## [GIVEN TASK]
Copy out the records precisely, omitting pictures.

(Recorded data)
****
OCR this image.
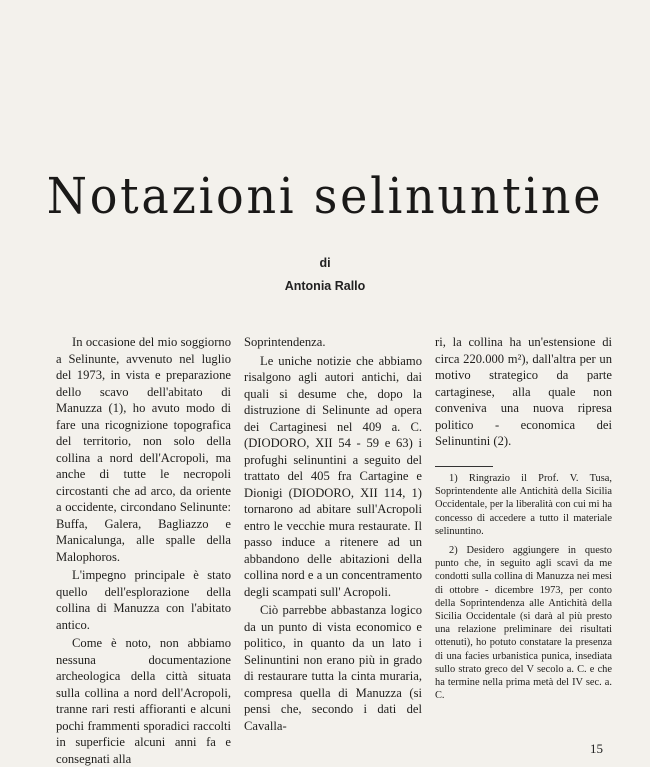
Notazioni selinuntine
di
Antonia Rallo

In occasione del mio soggiorno a Selinunte, avvenuto nel luglio del 1973, in vista e preparazione dello scavo dell'abitato di Manuzza (1), ho avuto modo di fare una ricognizione topografica del territorio, non solo della collina a nord dell'Acropoli, ma anche di tutte le necropoli circostanti che ad arco, da oriente a occidente, circondano Selinunte: Buffa, Galera, Bagliazzo e Manicalunga, alle spalle della Malophoros.

L'impegno principale è stato quello dell'esplorazione della collina di Manuzza con l'abitato antico.

Come è noto, non abbiamo nessuna documentazione archeologica della città situata sulla collina a nord dell'Acropoli, tranne rari resti affioranti e alcuni pochi frammenti sporadici raccolti in superficie alcuni anni fa e consegnati alla

Soprintendenza.

Le uniche notizie che abbiamo risalgono agli autori antichi, dai quali si desume che, dopo la distruzione di Selinunte ad opera dei Cartaginesi nel 409 a. C. (DIODORO, XII 54 - 59 e 63) i profughi selinuntini a seguito del trattato del 405 fra Cartagine e Dionigi (DIODORO, XII 114, 1) tornarono ad abitare sull'Acropoli entro le vecchie mura restaurate. Il passo induce a ritenere ad un abbandono delle abitazioni della collina nord e a un concentramento degli scampati sull' Acropoli.

Ciò parrebbe abbastanza logico da un punto di vista economico e politico, in quanto da un lato i Selinuntini non erano più in grado di restaurare tutta la cinta muraria, compresa quella di Manuzza (si pensi che, secondo i dati del Cavalla-

ri, la collina ha un'estensione di circa 220.000 m²), dall'altra per un motivo strategico da parte cartaginese, alla quale non conveniva una nuova ripresa politico - economica dei Selinuntini (2).

1) Ringrazio il Prof. V. Tusa, Soprintendente alle Antichità della Sicilia Occidentale, per la liberalità con cui mi ha concesso di accedere a tutto il materiale selinuntino.

2) Desidero aggiungere in questo punto che, in seguito agli scavi da me condotti sulla collina di Manuzza nei mesi di ottobre - dicembre 1973, per conto della Soprintendenza alle Antichità della Sicilia Occidentale (si darà al più presto una relazione preliminare dei risultati ottenuti), ho potuto constatare la presenza di una facies urbanistica punica, insediata sullo strato greco del V secolo a. C. e che ha termine nella prima metà del IV sec. a. C.

15
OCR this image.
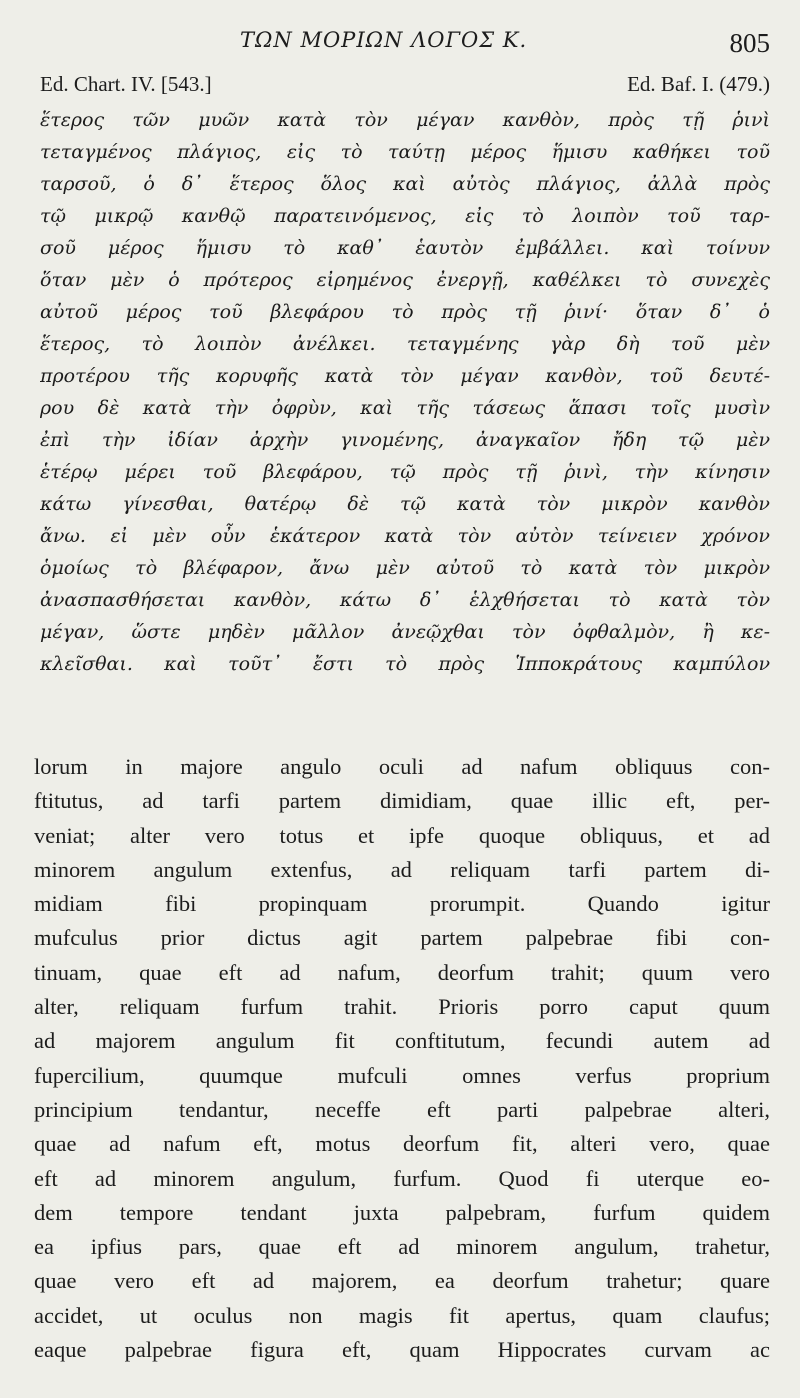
ΤΩΝ ΜΟΡΙΩΝ ΛΟΓΟΣ Κ.	805
Ed. Chart. IV. [543.]	Ed. Baf. I. (479.)
ἕτερος τῶν μυῶν κατὰ τὸν μέγαν κανθὸν, πρὸς τῇ ῥινὶ
τεταγμένος πλάγιος, εἰς τὸ ταύτῃ μέρος ἥμισυ καθήκει τοῦ
ταρσοῦ, ὁ δ᾽ ἕτερος ὅλος καὶ αὐτὸς πλάγιος, ἀλλὰ πρὸς
τῷ μικρῷ κανθῷ παρατεινόμενος, εἰς τὸ λοιπὸν τοῦ ταρ-
σοῦ μέρος ἥμισυ τὸ καθ᾽ ἑαυτὸν ἐμβάλλει. καὶ τοίνυν
ὅταν μὲν ὁ πρότερος εἰρημένος ἐνεργῇ, καθέλκει τὸ συνεχὲς
αὐτοῦ μέρος τοῦ βλεφάρου τὸ πρὸς τῇ ῥινί· ὅταν δ᾽ ὁ
ἕτερος, τὸ λοιπὸν ἀνέλκει. τεταγμένης γὰρ δὴ τοῦ μὲν
προτέρου τῆς κορυφῆς κατὰ τὸν μέγαν κανθὸν, τοῦ δευτέ-
ρου δὲ κατὰ τὴν ὀφρὺν, καὶ τῆς τάσεως ἅπασι τοῖς μυσὶν
ἐπὶ τὴν ἰδίαν ἀρχὴν γινομένης, ἀναγκαῖον ἤδη τῷ μὲν
ἑτέρῳ μέρει τοῦ βλεφάρου, τῷ πρὸς τῇ ῥινὶ, τὴν κίνησιν
κάτω γίνεσθαι, θατέρῳ δὲ τῷ κατὰ τὸν μικρὸν κανθὸν
ἄνω. εἰ μὲν οὖν ἑκάτερον κατὰ τὸν αὐτὸν τείνειεν χρόνον
ὁμοίως τὸ βλέφαρον, ἄνω μὲν αὐτοῦ τὸ κατὰ τὸν μικρὸν
ἀνασπασθήσεται κανθὸν, κάτω δ᾽ ἑλχθήσεται τὸ κατὰ τὸν
μέγαν, ὥστε μηδὲν μᾶλλον ἀνεῷχθαι τὸν ὀφθαλμὸν, ἢ κε-
κλεῖσθαι. καὶ τοῦτ᾽ ἔστι τὸ πρὸς Ἱπποκράτους καμπύλον
lorum in majore angulo oculi ad nafum obliquus con-
ftitutus, ad tarfi partem dimidiam, quae illic eft, per-
veniat; alter vero totus et ipfe quoque obliquus, et ad
minorem angulum extenfus, ad reliquam tarfi partem di-
midiam fibi propinquam prorumpit. Quando igitur
mufculus prior dictus agit partem palpebrae fibi con-
tinuam, quae eft ad nafum, deorfum trahit; quum vero
alter, reliquam furfum trahit. Prioris porro caput quum
ad majorem angulum fit conftitutum, fecundi autem ad
fupercilium, quumque mufculi omnes verfus proprium
principium tendantur, neceffe eft parti palpebrae alteri,
quae ad nafum eft, motus deorfum fit, alteri vero, quae
eft ad minorem angulum, furfum. Quod fi uterque eo-
dem tempore tendant juxta palpebram, furfum quidem
ea ipfius pars, quae eft ad minorem angulum, trahetur,
quae vero eft ad majorem, ea deorfum trahetur; quare
accidet, ut oculus non magis fit apertus, quam claufus;
eaque palpebrae figura eft, quam Hippocrates curvam ac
****
## [SOLUTION TO THIS EXERCISE]
OCR this image.
Notazioni selinuntine
di
Antonia Rallo

In occasione del mio soggiorno a Selinunte, avvenuto nel luglio del 1973, in vista e preparazione dello scavo dell'abitato di Manuzza (1), ho avuto modo di fare una ricognizione topografica del territorio, non solo della collina a nord dell'Acropoli, ma anche di tutte le necropoli circostanti che ad arco, da oriente a occidente, circondano Selinunte: Buffa, Galera, Bagliazzo e Manicalunga, alle spalle della Malophoros.

L'impegno principale è stato quello dell'esplorazione della collina di Manuzza con l'abitato antico.

Come è noto, non abbiamo nessuna documentazione archeologica della città situata sulla collina a nord dell'Acropoli, tranne rari resti affioranti e alcuni pochi frammenti sporadici raccolti in superficie alcuni anni fa e consegnati alla

Soprintendenza.

Le uniche notizie che abbiamo risalgono agli autori antichi, dai quali si desume che, dopo la distruzione di Selinunte ad opera dei Cartaginesi nel 409 a. C. (DIODORO, XII 54 - 59 e 63) i profughi selinuntini a seguito del trattato del 405 fra Cartagine e Dionigi (DIODORO, XII 114, 1) tornarono ad abitare sull'Acropoli entro le vecchie mura restaurate. Il passo induce a ritenere ad un abbandono delle abitazioni della collina nord e a un concentramento degli scampati sull' Acropoli.

Ciò parrebbe abbastanza logico da un punto di vista economico e politico, in quanto da un lato i Selinuntini non erano più in grado di restaurare tutta la cinta muraria, compresa quella di Manuzza (si pensi che, secondo i dati del Cavalla-

ri, la collina ha un'estensione di circa 220.000 m²), dall'altra per un motivo strategico da parte cartaginese, alla quale non conveniva una nuova ripresa politico - economica dei Selinuntini (2).

1) Ringrazio il Prof. V. Tusa, Soprintendente alle Antichità della Sicilia Occidentale, per la liberalità con cui mi ha concesso di accedere a tutto il materiale selinuntino.

2) Desidero aggiungere in questo punto che, in seguito agli scavi da me condotti sulla collina di Manuzza nei mesi di ottobre - dicembre 1973, per conto della Soprintendenza alle Antichità della Sicilia Occidentale (si darà al più presto una relazione preliminare dei risultati ottenuti), ho potuto constatare la presenza di una facies urbanistica punica, insediata sullo strato greco del V secolo a. C. e che ha termine nella prima metà del IV sec. a. C.

15
OCR this image.
ΤΩΝ ΜΟΡΙΩΝ ΛΟΓΟΣ Κ.	805
Ed. Chart. IV. [543.]	Ed. Baf. I. (479.)
ἕτερος τῶν μυῶν κατὰ τὸν μέγαν κανθὸν, πρὸς τῇ ῥινὶ
τεταγμένος πλάγιος, εἰς τὸ ταύτῃ μέρος ἥμισυ καθήκει τοῦ
ταρσοῦ, ὁ δ᾽ ἕτερος ὅλος καὶ αὐτὸς πλάγιος, ἀλλὰ πρὸς
τῷ μικρῷ κανθῷ παρατεινόμενος, εἰς τὸ λοιπὸν τοῦ ταρ-
σοῦ μέρος ἥμισυ τὸ καθ᾽ ἑαυτὸν ἐμβάλλει. καὶ τοίνυν
ὅταν μὲν ὁ πρότερος εἰρημένος ἐνεργῇ, καθέλκει τὸ συνεχὲς
αὐτοῦ μέρος τοῦ βλεφάρου τὸ πρὸς τῇ ῥινί· ὅταν δ᾽ ὁ
ἕτερος, τὸ λοιπὸν ἀνέλκει. τεταγμένης γὰρ δὴ τοῦ μὲν
προτέρου τῆς κορυφῆς κατὰ τὸν μέγαν κανθὸν, τοῦ δευτέ-
ρου δὲ κατὰ τὴν ὀφρὺν, καὶ τῆς τάσεως ἅπασι τοῖς μυσὶν
ἐπὶ τὴν ἰδίαν ἀρχὴν γινομένης, ἀναγκαῖον ἤδη τῷ μὲν
ἑτέρῳ μέρει τοῦ βλεφάρου, τῷ πρὸς τῇ ῥινὶ, τὴν κίνησιν
κάτω γίνεσθαι, θατέρῳ δὲ τῷ κατὰ τὸν μικρὸν κανθὸν
ἄνω. εἰ μὲν οὖν ἑκάτερον κατὰ τὸν αὐτὸν τείνειεν χρόνον
ὁμοίως τὸ βλέφαρον, ἄνω μὲν αὐτοῦ τὸ κατὰ τὸν μικρὸν
ἀνασπασθήσεται κανθὸν, κάτω δ᾽ ἑλχθήσεται τὸ κατὰ τὸν
μέγαν, ὥστε μηδὲν μᾶλλον ἀνεῷχθαι τὸν ὀφθαλμὸν, ἢ κε-
κλεῖσθαι. καὶ τοῦτ᾽ ἔστι τὸ πρὸς Ἱπποκράτους καμπύλον
lorum in majore angulo oculi ad nafum obliquus con-
ftitutus, ad tarfi partem dimidiam, quae illic eft, per-
veniat; alter vero totus et ipfe quoque obliquus, et ad
minorem angulum extenfus, ad reliquam tarfi partem di-
midiam fibi propinquam prorumpit. Quando igitur
mufculus prior dictus agit partem palpebrae fibi con-
tinuam, quae eft ad nafum, deorfum trahit; quum vero
alter, reliquam furfum trahit. Prioris porro caput quum
ad majorem angulum fit conftitutum, fecundi autem ad
fupercilium, quumque mufculi omnes verfus proprium
principium tendantur, neceffe eft parti palpebrae alteri,
quae ad nafum eft, motus deorfum fit, alteri vero, quae
eft ad minorem angulum, furfum. Quod fi uterque eo-
dem tempore tendant juxta palpebram, furfum quidem
ea ipfius pars, quae eft ad minorem angulum, trahetur,
quae vero eft ad majorem, ea deorfum trahetur; quare
accidet, ut oculus non magis fit apertus, quam claufus;
eaque palpebrae figura eft, quam Hippocrates curvam ac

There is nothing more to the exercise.